List each line of the data in which the string "Home" appears.

──────── Working data ────────

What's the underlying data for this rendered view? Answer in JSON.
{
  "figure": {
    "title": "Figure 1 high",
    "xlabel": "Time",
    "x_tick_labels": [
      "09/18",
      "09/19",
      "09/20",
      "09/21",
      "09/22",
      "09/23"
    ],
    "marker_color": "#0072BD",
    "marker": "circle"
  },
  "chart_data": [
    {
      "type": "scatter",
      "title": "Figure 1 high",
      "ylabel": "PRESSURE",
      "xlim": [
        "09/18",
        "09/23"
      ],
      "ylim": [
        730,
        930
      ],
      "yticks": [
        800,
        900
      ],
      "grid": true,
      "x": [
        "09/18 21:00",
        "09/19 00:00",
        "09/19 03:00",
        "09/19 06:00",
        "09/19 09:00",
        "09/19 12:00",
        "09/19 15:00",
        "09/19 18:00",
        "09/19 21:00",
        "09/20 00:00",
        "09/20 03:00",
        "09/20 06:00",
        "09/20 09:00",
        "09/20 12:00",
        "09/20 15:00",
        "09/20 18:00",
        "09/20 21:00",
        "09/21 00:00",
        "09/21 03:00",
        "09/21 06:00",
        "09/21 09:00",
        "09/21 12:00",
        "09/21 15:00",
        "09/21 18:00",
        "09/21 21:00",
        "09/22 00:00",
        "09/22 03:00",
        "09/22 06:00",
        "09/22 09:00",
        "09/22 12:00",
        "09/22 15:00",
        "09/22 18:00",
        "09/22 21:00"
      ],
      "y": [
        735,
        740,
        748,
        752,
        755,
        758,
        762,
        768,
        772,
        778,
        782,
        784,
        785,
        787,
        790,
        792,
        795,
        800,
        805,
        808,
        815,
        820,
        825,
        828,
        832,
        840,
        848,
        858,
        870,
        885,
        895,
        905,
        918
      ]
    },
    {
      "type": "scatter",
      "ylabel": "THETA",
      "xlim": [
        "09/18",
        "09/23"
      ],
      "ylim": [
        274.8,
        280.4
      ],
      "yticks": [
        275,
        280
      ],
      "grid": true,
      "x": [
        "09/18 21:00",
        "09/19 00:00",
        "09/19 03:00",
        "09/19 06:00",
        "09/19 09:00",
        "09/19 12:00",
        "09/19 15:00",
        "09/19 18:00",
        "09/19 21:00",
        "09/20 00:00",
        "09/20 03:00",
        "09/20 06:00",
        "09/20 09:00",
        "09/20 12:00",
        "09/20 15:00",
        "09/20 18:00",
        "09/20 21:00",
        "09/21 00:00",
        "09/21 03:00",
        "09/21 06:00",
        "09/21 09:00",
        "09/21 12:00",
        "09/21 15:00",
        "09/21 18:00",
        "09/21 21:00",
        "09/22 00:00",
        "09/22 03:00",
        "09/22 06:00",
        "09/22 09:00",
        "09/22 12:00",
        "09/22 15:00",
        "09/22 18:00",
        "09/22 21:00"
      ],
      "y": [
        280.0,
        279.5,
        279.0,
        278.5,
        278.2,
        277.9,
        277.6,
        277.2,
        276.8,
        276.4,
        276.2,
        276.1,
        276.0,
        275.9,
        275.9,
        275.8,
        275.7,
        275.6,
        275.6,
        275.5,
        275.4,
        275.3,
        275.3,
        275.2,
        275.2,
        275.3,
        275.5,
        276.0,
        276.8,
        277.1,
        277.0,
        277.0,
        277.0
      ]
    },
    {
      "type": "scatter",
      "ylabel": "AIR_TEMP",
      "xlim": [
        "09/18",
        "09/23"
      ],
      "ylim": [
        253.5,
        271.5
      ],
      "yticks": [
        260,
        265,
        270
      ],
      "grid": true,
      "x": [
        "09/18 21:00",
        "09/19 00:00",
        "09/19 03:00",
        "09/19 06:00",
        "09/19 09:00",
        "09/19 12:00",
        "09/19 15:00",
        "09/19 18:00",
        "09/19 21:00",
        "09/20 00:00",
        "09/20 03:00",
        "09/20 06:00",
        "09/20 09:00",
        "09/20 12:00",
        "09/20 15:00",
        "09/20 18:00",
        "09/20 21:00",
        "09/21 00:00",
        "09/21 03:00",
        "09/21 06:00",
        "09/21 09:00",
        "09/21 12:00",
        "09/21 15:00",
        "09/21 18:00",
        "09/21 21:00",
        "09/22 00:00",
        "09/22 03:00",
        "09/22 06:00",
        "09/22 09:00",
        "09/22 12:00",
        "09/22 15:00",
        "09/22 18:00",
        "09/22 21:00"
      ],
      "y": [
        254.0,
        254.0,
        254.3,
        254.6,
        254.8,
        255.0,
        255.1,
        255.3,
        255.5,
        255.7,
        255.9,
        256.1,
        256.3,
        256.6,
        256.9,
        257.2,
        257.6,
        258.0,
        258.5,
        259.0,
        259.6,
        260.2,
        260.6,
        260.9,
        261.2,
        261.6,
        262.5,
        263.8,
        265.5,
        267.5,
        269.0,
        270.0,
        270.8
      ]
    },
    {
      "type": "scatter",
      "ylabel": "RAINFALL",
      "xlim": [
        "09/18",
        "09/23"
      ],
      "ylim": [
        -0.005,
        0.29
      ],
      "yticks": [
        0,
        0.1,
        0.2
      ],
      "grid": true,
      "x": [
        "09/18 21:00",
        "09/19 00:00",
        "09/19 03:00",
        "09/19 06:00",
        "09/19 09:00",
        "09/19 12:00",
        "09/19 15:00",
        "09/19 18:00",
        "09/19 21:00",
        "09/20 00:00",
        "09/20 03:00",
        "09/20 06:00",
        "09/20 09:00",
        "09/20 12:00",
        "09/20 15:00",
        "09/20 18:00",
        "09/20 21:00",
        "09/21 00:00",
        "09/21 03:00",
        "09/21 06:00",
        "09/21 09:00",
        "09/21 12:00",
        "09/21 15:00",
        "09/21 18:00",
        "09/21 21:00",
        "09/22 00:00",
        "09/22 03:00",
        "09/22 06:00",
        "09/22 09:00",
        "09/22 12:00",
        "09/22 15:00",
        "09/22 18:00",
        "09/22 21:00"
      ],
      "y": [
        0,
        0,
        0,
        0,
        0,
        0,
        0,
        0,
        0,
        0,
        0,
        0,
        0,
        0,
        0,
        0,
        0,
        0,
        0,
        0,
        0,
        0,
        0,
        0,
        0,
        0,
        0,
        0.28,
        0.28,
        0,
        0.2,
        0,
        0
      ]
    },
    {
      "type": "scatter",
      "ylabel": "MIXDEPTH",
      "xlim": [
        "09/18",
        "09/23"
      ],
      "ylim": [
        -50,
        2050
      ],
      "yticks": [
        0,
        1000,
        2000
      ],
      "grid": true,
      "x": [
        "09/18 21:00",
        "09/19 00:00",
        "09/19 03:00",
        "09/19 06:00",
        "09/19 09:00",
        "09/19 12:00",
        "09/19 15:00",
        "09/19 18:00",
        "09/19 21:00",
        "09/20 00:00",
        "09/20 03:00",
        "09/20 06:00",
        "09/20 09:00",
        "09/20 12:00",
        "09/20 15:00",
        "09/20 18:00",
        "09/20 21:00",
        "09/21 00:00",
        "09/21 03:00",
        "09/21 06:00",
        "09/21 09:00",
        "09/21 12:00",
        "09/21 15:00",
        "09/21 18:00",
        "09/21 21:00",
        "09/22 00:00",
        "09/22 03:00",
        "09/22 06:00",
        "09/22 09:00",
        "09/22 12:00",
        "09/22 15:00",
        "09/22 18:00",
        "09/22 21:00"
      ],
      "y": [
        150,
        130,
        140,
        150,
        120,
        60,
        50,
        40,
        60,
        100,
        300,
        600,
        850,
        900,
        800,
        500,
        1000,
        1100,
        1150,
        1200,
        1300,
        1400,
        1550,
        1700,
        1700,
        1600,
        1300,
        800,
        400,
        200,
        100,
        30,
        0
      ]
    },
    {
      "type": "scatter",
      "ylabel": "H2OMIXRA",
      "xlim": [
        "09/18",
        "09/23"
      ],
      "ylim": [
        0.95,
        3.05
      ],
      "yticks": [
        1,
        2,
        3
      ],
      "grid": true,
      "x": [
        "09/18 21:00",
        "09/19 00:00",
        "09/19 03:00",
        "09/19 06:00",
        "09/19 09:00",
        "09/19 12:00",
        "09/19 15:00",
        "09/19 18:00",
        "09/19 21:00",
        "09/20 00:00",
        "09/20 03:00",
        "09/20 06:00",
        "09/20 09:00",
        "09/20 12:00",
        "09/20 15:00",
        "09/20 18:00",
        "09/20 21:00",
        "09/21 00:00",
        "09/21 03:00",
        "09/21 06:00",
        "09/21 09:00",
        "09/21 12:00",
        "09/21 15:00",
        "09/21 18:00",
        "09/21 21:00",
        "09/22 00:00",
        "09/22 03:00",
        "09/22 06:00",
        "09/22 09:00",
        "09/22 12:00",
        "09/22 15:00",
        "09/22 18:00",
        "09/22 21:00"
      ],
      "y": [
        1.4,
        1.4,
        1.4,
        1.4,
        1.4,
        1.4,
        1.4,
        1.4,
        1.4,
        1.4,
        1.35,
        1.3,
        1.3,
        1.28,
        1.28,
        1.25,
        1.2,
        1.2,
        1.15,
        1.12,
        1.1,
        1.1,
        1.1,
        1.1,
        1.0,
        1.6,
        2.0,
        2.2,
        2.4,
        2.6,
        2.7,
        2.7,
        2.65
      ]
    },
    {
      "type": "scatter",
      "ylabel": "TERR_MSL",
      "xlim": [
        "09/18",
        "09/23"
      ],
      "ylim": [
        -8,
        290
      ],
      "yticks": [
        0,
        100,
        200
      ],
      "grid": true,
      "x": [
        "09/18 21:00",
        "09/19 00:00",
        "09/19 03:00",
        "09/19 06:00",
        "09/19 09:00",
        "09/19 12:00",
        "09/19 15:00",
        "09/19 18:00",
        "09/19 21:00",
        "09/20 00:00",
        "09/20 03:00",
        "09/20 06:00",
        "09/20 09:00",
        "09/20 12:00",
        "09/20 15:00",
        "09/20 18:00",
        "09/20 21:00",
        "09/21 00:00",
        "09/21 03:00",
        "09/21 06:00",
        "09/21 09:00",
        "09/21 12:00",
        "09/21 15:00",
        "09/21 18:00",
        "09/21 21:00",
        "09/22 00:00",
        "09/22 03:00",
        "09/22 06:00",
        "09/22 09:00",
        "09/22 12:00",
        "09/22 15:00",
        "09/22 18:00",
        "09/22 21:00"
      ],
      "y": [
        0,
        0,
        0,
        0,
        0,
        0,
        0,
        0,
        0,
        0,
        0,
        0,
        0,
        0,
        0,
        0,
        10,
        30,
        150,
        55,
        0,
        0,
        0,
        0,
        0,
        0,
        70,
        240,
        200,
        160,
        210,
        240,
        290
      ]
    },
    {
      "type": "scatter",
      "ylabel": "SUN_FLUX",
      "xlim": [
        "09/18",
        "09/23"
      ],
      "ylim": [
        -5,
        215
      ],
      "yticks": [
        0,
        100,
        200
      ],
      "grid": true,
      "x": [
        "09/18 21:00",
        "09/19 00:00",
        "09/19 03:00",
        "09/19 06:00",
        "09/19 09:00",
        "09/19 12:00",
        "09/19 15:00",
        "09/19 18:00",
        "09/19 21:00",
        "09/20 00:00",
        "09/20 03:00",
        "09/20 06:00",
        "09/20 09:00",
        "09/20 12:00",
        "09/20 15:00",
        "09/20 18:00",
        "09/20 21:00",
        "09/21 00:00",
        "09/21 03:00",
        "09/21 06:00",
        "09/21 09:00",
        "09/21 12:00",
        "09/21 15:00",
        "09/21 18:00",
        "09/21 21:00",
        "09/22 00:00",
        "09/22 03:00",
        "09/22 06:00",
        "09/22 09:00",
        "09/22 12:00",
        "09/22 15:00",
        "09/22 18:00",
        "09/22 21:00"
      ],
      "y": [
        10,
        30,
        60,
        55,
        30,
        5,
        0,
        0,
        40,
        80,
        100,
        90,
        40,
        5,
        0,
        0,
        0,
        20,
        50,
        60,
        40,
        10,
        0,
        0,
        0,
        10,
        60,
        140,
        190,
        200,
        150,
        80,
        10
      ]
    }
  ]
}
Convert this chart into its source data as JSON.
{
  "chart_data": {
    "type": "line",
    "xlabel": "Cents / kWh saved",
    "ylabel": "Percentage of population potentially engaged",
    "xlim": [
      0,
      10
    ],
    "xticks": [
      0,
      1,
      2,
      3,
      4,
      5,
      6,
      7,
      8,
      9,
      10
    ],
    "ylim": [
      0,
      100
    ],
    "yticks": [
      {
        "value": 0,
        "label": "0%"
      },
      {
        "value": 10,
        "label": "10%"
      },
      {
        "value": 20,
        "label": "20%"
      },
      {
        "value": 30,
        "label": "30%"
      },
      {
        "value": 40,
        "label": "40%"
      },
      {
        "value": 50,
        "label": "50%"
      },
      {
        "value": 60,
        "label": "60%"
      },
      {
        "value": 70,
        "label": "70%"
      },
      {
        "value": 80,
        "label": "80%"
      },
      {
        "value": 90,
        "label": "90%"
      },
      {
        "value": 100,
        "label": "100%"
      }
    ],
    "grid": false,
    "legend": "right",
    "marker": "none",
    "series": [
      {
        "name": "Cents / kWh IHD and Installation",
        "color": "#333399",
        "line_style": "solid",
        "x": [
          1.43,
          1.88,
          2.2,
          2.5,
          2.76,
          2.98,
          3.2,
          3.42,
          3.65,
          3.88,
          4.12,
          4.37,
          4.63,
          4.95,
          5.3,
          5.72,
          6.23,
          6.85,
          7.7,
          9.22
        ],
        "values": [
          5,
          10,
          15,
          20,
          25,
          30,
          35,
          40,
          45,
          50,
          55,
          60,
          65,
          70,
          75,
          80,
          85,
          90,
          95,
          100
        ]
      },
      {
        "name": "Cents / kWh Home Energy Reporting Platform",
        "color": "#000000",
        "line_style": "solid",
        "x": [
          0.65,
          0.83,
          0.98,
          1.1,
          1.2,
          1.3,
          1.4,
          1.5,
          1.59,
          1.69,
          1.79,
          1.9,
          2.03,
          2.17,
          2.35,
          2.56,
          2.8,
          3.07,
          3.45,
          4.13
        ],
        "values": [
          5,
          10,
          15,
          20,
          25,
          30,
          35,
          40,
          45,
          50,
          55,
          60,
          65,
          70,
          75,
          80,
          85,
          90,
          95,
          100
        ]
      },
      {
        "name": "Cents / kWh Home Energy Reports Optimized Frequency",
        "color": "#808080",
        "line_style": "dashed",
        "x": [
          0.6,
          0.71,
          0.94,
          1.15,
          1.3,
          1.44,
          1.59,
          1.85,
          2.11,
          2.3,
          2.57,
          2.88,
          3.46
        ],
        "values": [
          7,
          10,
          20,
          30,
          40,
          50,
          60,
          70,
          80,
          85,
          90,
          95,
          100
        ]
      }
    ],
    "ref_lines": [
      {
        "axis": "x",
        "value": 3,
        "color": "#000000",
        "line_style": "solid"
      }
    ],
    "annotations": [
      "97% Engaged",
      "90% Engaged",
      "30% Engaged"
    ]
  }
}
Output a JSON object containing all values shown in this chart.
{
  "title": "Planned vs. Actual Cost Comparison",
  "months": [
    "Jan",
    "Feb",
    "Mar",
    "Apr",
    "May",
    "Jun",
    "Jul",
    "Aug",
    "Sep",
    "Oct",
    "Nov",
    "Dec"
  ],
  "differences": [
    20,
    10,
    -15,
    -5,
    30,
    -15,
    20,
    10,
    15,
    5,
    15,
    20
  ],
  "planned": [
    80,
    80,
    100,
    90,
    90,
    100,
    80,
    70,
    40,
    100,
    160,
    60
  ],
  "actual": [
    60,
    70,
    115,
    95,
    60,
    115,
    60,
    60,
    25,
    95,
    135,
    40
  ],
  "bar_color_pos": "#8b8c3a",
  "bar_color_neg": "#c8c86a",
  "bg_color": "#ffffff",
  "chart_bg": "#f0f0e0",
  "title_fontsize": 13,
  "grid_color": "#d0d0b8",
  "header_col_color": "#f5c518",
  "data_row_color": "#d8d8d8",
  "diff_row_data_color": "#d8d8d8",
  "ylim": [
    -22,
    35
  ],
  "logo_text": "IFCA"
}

────────

▶ Reply to the exercise
        "name": "Cents / kWh Home Energy Reporting Platform",
        "name": "Cents / kWh Home Energy Reports Optimized Frequency",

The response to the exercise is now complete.